> _Text for analysis_
AMENDATORY SECTION(Amending WSR 06-08-025, filed 3/28/06, effective 4/28/06)
WAC 480-107-025Contents of the solicitation.
(1) The RFP must identify the resource block, consisting of the overall amount and duration of power the utility is soliciting, the initial estimate of avoided cost schedule as calculated in WAC ((480-107-055))480-106-040 Avoided cost schedule, and any additional information necessary for potential bidders to make a complete bid.
(2) The RFP must document that the size of the resource block is consistent with the range of estimated new resource needs identified in the utility's integrated resource plan.
(3) The RFP must explain general evaluation and ranking procedures the utility will use in accordance with WAC 480-107-035 Project ranking procedure. The RFP must also specify any minimum criteria that bidders must satisfy to be eligible for consideration in the ranking procedure.
(4) The RFP must specify the timing of process including the solicitation period, the ranking period, and the expected selection period.

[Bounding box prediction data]
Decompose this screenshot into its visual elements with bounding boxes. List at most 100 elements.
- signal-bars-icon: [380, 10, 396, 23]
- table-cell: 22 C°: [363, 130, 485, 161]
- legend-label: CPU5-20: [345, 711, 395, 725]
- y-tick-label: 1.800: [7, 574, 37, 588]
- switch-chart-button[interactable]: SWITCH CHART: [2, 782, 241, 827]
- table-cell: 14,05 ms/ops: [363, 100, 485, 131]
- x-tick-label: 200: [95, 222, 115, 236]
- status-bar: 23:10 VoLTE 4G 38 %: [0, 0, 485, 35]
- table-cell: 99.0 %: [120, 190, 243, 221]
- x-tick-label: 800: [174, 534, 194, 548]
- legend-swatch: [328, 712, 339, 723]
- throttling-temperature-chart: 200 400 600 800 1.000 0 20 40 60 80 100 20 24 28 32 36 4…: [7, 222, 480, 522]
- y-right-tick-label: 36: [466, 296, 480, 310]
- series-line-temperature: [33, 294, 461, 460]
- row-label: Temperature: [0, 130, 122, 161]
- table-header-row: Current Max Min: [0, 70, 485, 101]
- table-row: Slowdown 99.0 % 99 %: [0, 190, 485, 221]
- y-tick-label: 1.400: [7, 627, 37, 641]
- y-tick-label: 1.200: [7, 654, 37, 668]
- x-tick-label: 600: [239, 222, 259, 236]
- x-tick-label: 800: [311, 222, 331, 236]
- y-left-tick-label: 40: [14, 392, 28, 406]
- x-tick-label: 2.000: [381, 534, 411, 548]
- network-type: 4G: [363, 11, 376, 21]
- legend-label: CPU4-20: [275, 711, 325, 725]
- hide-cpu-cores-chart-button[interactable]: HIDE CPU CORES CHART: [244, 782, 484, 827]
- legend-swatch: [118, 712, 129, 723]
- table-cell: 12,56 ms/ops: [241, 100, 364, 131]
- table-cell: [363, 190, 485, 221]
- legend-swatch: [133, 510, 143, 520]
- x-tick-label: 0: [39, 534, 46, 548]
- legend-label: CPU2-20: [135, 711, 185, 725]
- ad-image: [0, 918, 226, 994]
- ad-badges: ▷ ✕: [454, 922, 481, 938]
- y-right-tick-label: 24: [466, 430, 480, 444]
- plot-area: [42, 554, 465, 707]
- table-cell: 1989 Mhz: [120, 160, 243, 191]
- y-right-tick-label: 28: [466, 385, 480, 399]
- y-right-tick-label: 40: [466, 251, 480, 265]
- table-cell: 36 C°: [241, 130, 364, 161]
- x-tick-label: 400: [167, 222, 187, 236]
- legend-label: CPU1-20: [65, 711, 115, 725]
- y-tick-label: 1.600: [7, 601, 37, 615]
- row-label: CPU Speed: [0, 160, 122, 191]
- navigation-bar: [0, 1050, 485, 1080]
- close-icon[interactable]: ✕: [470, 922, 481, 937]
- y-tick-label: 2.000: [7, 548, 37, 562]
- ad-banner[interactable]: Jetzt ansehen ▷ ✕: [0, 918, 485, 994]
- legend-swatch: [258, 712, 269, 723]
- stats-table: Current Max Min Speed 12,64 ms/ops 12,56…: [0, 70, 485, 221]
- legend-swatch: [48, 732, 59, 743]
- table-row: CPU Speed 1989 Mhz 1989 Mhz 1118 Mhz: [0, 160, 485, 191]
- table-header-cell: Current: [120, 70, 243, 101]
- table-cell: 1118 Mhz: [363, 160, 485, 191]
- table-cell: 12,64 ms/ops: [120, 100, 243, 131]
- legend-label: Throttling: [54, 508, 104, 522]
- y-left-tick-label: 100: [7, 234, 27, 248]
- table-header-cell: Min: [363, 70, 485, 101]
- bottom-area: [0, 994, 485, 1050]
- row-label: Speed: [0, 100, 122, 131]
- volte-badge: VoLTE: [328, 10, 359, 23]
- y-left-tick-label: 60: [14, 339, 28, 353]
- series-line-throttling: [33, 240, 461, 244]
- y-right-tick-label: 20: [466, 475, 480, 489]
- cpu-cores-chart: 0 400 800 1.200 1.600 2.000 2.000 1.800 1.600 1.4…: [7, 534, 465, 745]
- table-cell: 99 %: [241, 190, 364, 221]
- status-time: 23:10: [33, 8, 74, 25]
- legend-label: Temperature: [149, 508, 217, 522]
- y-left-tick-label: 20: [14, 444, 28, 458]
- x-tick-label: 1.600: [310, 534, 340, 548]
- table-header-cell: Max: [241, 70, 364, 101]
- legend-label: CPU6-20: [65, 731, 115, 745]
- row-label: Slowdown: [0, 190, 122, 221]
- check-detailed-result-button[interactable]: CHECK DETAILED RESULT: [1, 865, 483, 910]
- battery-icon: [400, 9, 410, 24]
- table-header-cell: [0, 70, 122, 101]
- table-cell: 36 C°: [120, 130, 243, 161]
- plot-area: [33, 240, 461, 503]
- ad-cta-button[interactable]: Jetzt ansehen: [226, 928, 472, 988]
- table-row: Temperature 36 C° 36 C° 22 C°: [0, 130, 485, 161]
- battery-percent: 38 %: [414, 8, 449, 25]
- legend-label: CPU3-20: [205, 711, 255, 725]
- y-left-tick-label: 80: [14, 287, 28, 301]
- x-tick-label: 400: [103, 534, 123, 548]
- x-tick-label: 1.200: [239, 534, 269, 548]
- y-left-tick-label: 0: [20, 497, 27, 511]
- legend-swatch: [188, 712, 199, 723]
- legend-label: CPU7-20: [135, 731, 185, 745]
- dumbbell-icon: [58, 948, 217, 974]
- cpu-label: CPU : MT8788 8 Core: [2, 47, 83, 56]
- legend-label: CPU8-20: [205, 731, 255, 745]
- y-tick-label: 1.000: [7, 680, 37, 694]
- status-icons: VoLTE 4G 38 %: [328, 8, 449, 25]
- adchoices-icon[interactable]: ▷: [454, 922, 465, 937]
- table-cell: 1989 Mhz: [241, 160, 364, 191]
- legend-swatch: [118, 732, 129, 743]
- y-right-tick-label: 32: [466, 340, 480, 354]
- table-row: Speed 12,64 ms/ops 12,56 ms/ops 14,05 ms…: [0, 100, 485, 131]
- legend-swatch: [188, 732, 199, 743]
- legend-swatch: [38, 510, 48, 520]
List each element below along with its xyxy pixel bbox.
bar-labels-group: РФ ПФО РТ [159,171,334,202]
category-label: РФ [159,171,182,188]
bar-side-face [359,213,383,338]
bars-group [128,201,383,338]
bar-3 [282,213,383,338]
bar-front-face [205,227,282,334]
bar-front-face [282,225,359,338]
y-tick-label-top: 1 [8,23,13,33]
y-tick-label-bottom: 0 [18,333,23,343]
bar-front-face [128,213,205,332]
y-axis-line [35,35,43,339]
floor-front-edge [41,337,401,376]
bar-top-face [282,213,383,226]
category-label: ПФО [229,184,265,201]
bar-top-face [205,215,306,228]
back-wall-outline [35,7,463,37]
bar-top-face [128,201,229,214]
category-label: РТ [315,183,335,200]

> _Set of tasks_
• a. Reproduce the regulation on solicitation contents, beginning at the words "AMENDATORY SECTION(Amending WSR" and stopping after "integrated resource plan.", and replace "resource block" with "capacity block" throughout.
• b. Write the next part of the regulation on solicitation contents, picking up after its final sentence.
This material was drawn from a separate source.

> _Answers_
• a.
AMENDATORY SECTION(Amending WSR 06-08-025, filed 3/28/06, effective 4/28/06)
WAC 480-107-025Contents of the solicitation.
(1) The RFP must identify the capacity block, consisting of the overall amount and duration of power the utility is soliciting, the initial estimate of avoided cost schedule as calculated in WAC ((480-107-055))480-106-040 Avoided cost schedule, and any additional information necessary for potential bidders to make a complete bid.
(2) The RFP must document that the size of the capacity block is consistent with the range of estimated new resource needs identified in the utility's integrated resource plan.

• b.
(5) The RFP must identify all security requirements and the rationale for them.
(6) Utilities are encouraged to consult with commission staff during the development of the RFP. Utilities, at their own discretion, may submit draft RFPs for staff review prior to formally submitting an RFP to the commission.
REPEALER
The following sections of the Washington Administrative Code are repealed:
WAC 480-107-055
Schedules of estimated avoided cost.
WAC 480-107-085
Obligations of generating facilities to the utility.
WAC 480-107-095
Obligations of the utility to qualifying facilities.
WAC 480-107-105
Rates for sales to qualifying facilities.
WAC 480-107-999
Adoption by reference.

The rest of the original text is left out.